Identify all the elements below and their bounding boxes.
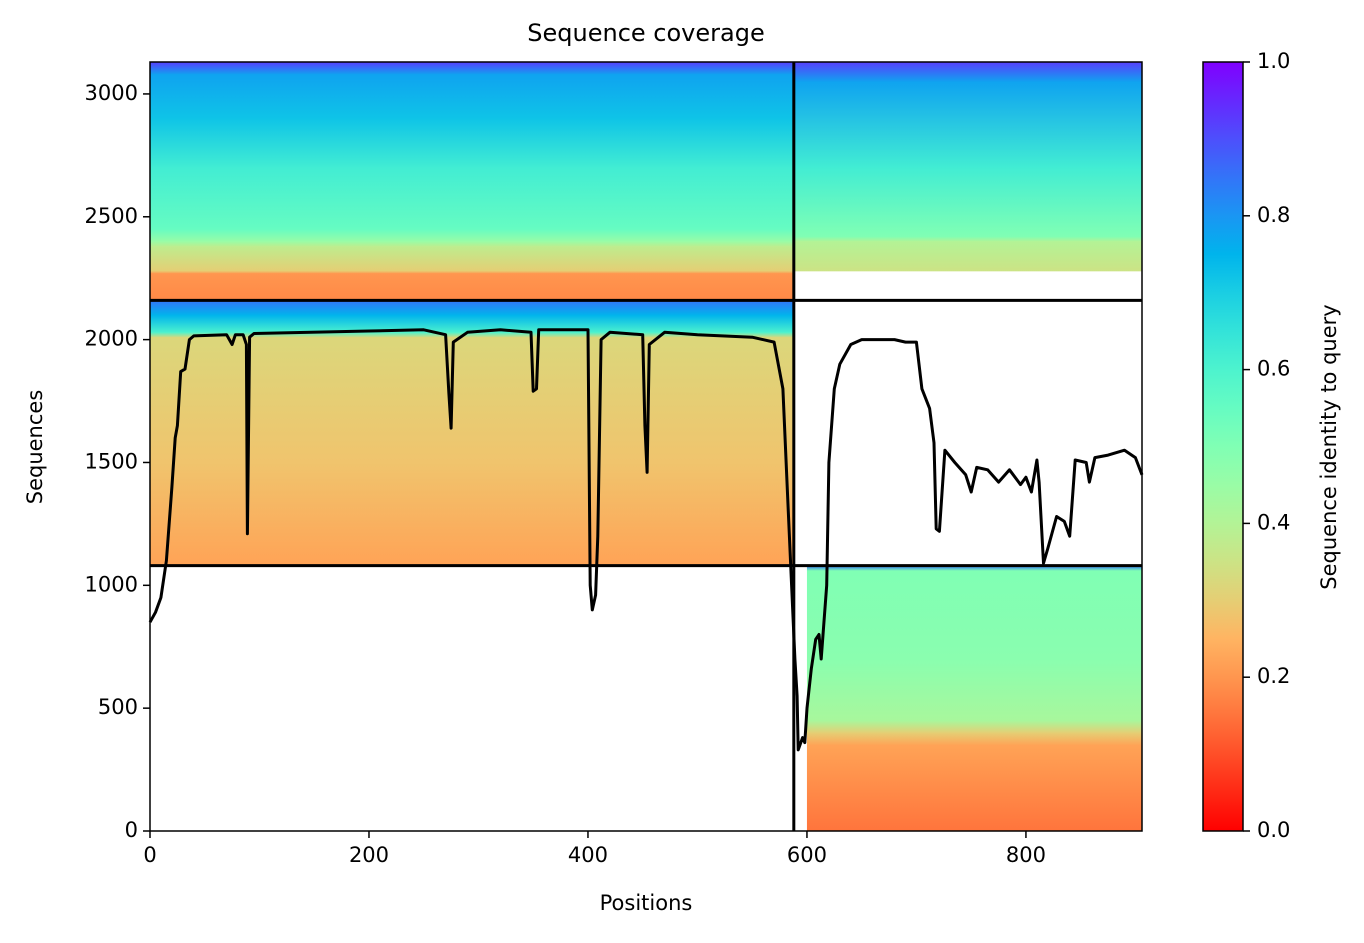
heatmap-band	[806, 732, 1142, 746]
colorbar-tick-label: 0.2	[1257, 664, 1290, 688]
y-tick-label: 0	[125, 818, 138, 842]
heatmap-band	[150, 332, 794, 338]
colorbar-tick-label: 0.0	[1257, 818, 1290, 842]
heatmap-band	[806, 659, 1142, 721]
heatmap-band	[150, 241, 794, 247]
heatmap-band	[793, 81, 1142, 169]
heatmap-band	[150, 273, 794, 301]
x-tick-label: 800	[1006, 843, 1046, 867]
y-tick-label: 2000	[85, 327, 138, 351]
heatmap-band	[150, 300, 794, 316]
heatmap-band	[806, 745, 1142, 832]
heatmap-band	[806, 720, 1142, 734]
heatmap-band	[150, 167, 794, 230]
heatmap-band	[793, 236, 1142, 242]
y-tick-label: 2500	[85, 204, 138, 228]
y-tick-label: 1500	[85, 449, 138, 473]
y-tick-label: 1000	[85, 572, 138, 596]
heatmap-band	[793, 241, 1142, 272]
x-tick-label: 600	[787, 843, 827, 867]
colorbar-tick-label: 0.8	[1257, 203, 1290, 227]
colorbar-label: Sequence identity to query	[1317, 304, 1341, 589]
x-tick-label: 200	[349, 843, 389, 867]
heatmap-band	[150, 118, 794, 169]
heatmap-band	[150, 246, 794, 272]
y-tick-label: 500	[98, 695, 138, 719]
heatmap-band	[150, 462, 794, 567]
heatmap-band	[150, 270, 794, 274]
colorbar-tick-label: 0.4	[1257, 510, 1290, 534]
colorbar-tick-label: 1.0	[1257, 49, 1290, 73]
heatmap-band	[150, 315, 794, 333]
x-axis-label: Positions	[600, 891, 693, 915]
heatmap-band	[806, 570, 1142, 660]
colorbar-tick-label: 0.6	[1257, 357, 1290, 381]
x-tick-label: 400	[568, 843, 608, 867]
heatmap-band	[793, 62, 1142, 83]
heatmap-band	[150, 62, 794, 75]
coverage-line	[148, 328, 1144, 752]
y-tick-label: 3000	[85, 81, 138, 105]
colorbar	[1202, 61, 1244, 832]
heatmap-band	[150, 74, 794, 120]
x-tick-label: 0	[143, 843, 156, 867]
plot-frame	[149, 61, 1143, 832]
chart-title: Sequence coverage	[527, 19, 764, 47]
heatmap-band	[150, 337, 794, 463]
heatmap-band	[150, 229, 794, 242]
heatmap-band	[806, 565, 1142, 572]
y-axis-label: Sequences	[23, 390, 47, 505]
heatmap-band	[793, 167, 1142, 237]
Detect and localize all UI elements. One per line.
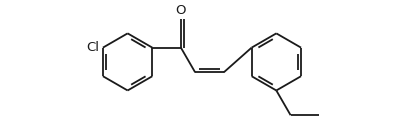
Text: O: O xyxy=(176,4,186,17)
Text: Cl: Cl xyxy=(86,41,100,54)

* _Problem statement_: Write out, unchanged, the part of the items that opens with the line containing "732, 1142, 746]" and closes with the line containing "390, 47, 505]".

* _Answer for the task_:
heatmap-band	[806, 732, 1142, 746]
colorbar-tick-label: 0.2	[1257, 664, 1290, 688]
y-tick-label: 0	[125, 818, 138, 842]
heatmap-band	[150, 332, 794, 338]
colorbar-tick-label: 0.0	[1257, 818, 1290, 842]
heatmap-band	[806, 659, 1142, 721]
heatmap-band	[150, 241, 794, 247]
heatmap-band	[793, 81, 1142, 169]
heatmap-band	[150, 273, 794, 301]
x-tick-label: 800	[1006, 843, 1046, 867]
y-tick-label: 2000	[85, 327, 138, 351]
heatmap-band	[150, 300, 794, 316]
heatmap-band	[806, 745, 1142, 832]
heatmap-band	[806, 720, 1142, 734]
heatmap-band	[150, 167, 794, 230]
heatmap-band	[793, 236, 1142, 242]
y-tick-label: 2500	[85, 204, 138, 228]
y-tick-label: 1500	[85, 449, 138, 473]
y-tick-label: 1000	[85, 572, 138, 596]
heatmap-band	[793, 241, 1142, 272]
x-tick-label: 600	[787, 843, 827, 867]
colorbar-tick-label: 0.8	[1257, 203, 1290, 227]
colorbar-label: Sequence identity to query	[1317, 304, 1341, 589]
x-tick-label: 200	[349, 843, 389, 867]
heatmap-band	[150, 118, 794, 169]
heatmap-band	[150, 246, 794, 272]
y-tick-label: 500	[98, 695, 138, 719]
heatmap-band	[150, 462, 794, 567]
heatmap-band	[150, 270, 794, 274]
colorbar-tick-label: 0.4	[1257, 510, 1290, 534]
colorbar-tick-label: 1.0	[1257, 49, 1290, 73]
heatmap-band	[150, 315, 794, 333]
x-axis-label: Positions	[600, 891, 693, 915]
heatmap-band	[806, 570, 1142, 660]
colorbar-tick-label: 0.6	[1257, 357, 1290, 381]
x-tick-label: 400	[568, 843, 608, 867]
heatmap-band	[793, 62, 1142, 83]
heatmap-band	[150, 62, 794, 75]
coverage-line	[148, 328, 1144, 752]
y-tick-label: 3000	[85, 81, 138, 105]
colorbar	[1202, 61, 1244, 832]
heatmap-band	[150, 74, 794, 120]
x-tick-label: 0	[143, 843, 156, 867]
plot-frame	[149, 61, 1143, 832]
chart-title: Sequence coverage	[527, 19, 764, 47]
heatmap-band	[150, 337, 794, 463]
heatmap-band	[150, 229, 794, 242]
heatmap-band	[806, 565, 1142, 572]
y-axis-label: Sequences	[23, 390, 47, 505]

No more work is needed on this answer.